» **Data**
___

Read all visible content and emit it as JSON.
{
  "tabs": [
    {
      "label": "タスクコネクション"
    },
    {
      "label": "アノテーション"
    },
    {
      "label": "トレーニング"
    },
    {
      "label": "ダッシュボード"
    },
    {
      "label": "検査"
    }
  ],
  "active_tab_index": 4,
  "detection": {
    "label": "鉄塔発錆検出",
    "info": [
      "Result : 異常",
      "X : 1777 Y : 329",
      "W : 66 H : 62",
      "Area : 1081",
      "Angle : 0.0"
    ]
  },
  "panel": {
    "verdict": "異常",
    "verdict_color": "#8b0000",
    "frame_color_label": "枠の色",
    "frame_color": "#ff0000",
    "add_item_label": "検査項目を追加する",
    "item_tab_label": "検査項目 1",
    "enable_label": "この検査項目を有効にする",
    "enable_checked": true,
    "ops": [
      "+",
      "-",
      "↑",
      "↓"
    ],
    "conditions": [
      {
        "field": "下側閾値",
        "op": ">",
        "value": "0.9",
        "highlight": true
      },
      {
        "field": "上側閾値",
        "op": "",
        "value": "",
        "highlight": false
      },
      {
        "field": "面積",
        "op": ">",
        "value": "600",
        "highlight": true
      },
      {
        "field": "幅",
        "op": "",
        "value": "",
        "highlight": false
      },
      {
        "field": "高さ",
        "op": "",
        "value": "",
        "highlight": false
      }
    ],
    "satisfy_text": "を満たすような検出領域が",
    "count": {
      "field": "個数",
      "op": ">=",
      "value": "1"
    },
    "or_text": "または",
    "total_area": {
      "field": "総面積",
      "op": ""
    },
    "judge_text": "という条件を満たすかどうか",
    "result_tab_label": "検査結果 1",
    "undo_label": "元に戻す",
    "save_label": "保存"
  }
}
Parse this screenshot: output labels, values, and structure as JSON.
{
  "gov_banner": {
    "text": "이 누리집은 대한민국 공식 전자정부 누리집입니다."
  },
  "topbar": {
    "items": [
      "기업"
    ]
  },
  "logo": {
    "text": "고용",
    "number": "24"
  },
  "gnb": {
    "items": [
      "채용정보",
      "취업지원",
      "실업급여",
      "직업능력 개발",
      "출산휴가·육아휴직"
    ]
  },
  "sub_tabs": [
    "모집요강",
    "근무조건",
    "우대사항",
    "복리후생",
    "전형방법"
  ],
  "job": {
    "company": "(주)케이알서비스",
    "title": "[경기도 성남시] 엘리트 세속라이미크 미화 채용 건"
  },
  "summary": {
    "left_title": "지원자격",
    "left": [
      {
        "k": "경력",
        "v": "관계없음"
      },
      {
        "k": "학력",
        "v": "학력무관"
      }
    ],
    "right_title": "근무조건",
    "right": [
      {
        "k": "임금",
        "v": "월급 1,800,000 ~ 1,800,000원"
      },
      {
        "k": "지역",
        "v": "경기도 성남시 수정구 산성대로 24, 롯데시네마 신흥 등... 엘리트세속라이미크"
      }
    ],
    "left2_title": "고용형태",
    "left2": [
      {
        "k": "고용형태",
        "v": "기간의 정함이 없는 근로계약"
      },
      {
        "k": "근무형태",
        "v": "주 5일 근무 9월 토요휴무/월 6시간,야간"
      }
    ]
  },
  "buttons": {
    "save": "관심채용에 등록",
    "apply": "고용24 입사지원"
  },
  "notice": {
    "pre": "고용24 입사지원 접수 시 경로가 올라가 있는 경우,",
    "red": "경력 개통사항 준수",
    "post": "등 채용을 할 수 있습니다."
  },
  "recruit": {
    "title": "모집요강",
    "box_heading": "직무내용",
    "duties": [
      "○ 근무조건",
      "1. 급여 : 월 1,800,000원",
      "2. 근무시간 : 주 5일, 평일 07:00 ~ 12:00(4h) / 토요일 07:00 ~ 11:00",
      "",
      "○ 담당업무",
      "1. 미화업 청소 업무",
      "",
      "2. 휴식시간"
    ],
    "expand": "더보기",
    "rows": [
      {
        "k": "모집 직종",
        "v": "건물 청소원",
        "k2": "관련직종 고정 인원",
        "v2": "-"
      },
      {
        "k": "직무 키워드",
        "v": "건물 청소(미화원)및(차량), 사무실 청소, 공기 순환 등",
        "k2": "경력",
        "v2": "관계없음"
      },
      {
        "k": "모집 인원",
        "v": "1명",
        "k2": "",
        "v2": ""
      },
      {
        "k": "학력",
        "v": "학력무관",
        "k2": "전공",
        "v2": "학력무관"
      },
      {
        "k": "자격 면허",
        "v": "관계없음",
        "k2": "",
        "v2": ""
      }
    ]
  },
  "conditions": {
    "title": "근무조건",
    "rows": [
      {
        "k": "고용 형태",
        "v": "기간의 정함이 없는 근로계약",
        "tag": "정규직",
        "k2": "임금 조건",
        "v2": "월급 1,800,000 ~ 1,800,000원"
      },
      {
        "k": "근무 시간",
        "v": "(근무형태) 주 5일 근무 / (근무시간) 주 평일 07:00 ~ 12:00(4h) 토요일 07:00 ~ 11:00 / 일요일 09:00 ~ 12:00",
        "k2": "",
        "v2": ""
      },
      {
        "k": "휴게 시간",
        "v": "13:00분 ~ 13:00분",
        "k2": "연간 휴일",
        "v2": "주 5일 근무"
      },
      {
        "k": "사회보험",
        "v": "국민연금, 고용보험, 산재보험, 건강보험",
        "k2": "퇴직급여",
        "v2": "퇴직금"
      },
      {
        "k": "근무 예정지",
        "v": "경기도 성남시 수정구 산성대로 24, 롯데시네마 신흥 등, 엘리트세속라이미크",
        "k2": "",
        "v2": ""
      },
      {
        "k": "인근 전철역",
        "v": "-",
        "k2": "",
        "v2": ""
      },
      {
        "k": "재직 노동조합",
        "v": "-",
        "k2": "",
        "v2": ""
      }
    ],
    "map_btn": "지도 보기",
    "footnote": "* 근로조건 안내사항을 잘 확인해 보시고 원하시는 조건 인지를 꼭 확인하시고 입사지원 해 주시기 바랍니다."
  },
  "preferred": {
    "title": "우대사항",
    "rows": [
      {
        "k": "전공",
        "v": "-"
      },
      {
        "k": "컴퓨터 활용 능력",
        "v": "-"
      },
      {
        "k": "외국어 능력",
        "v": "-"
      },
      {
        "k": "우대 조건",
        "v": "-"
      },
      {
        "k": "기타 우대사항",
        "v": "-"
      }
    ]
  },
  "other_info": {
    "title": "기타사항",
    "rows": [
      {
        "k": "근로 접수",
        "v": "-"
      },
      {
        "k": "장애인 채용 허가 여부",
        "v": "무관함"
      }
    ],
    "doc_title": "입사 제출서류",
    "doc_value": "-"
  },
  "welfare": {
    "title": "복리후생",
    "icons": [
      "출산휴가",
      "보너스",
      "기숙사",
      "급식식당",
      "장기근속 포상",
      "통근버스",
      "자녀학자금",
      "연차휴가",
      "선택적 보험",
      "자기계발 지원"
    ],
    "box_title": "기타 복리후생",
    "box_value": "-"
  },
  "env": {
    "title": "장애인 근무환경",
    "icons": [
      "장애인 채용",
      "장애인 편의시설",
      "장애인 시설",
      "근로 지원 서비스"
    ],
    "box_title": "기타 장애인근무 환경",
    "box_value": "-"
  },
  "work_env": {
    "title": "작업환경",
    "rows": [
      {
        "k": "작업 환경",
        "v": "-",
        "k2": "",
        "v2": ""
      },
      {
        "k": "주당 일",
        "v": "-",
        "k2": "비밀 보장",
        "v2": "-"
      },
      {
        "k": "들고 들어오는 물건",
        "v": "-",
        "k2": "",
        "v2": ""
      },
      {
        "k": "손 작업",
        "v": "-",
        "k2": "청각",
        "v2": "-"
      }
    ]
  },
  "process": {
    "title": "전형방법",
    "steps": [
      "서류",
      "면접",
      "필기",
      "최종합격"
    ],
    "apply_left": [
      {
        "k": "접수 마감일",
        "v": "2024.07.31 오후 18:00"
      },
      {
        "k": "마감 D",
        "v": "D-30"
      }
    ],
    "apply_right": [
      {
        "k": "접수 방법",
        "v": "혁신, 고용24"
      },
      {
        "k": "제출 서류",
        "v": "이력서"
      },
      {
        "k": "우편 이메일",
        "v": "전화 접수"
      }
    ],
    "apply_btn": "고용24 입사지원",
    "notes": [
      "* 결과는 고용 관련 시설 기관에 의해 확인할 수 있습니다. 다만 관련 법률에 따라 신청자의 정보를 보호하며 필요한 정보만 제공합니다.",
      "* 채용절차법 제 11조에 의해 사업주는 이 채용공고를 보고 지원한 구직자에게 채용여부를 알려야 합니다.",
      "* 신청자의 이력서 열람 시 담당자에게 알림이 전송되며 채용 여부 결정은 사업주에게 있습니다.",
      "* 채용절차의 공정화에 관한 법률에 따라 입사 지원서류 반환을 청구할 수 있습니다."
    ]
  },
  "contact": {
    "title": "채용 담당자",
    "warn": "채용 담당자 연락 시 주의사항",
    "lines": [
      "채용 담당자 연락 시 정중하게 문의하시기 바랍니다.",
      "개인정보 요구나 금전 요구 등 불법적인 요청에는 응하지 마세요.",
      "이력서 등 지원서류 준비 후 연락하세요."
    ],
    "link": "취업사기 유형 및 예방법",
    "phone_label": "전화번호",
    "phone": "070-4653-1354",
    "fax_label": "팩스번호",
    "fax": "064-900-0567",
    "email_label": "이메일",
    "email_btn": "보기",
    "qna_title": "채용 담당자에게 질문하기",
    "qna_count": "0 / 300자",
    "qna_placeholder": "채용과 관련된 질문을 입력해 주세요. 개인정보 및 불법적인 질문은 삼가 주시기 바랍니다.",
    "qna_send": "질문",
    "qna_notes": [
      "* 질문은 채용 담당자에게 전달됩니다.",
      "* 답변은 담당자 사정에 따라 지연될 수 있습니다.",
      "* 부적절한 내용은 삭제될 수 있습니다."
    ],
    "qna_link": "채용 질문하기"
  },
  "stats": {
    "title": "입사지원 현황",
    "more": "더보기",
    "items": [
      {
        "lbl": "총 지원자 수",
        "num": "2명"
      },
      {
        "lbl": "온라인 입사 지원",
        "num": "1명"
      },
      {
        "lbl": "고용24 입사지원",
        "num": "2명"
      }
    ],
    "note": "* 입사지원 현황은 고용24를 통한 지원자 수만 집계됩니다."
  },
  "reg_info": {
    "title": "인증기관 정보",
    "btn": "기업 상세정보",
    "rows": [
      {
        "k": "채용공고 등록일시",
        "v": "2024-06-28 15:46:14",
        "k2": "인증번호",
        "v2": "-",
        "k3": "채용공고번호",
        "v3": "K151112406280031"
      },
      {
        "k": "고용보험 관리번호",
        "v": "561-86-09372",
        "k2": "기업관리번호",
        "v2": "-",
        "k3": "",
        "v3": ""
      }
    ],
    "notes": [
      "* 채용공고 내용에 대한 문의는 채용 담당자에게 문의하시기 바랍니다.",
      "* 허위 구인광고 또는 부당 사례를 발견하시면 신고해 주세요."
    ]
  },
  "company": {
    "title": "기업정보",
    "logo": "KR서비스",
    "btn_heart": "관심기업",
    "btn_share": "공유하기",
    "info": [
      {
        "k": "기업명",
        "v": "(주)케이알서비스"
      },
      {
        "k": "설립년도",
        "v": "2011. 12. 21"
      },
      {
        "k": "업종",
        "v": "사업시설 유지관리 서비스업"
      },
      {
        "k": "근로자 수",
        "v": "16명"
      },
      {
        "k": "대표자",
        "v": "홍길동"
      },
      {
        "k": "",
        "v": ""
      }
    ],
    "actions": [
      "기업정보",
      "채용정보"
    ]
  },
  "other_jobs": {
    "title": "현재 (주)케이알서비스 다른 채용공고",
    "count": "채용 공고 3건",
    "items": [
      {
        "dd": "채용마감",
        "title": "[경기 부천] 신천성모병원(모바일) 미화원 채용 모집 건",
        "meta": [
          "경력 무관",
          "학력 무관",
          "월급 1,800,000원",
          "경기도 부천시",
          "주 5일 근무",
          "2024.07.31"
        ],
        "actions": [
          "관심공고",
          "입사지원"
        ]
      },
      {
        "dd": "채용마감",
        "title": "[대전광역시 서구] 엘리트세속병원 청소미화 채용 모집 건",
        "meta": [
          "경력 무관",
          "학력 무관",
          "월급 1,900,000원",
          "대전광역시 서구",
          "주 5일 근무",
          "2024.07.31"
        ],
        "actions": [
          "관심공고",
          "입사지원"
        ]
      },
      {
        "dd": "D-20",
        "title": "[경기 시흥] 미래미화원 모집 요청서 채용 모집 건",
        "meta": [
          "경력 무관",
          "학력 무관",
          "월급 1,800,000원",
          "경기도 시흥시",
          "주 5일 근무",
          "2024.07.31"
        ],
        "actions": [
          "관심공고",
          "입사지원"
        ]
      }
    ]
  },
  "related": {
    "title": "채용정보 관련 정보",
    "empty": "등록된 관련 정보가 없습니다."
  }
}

___

» **Task requirements**
Where a line holds the string "담당자에게", copy that line.

» **Output below**
      "* 신청자의 이력서 열람 시 담당자에게 알림이 전송되며 채용 여부 결정은 사업주에게 있습니다.",
    "qna_title": "채용 담당자에게 질문하기",
      "* 질문은 채용 담당자에게 전달됩니다.",
      "* 채용공고 내용에 대한 문의는 채용 담당자에게 문의하시기 바랍니다.",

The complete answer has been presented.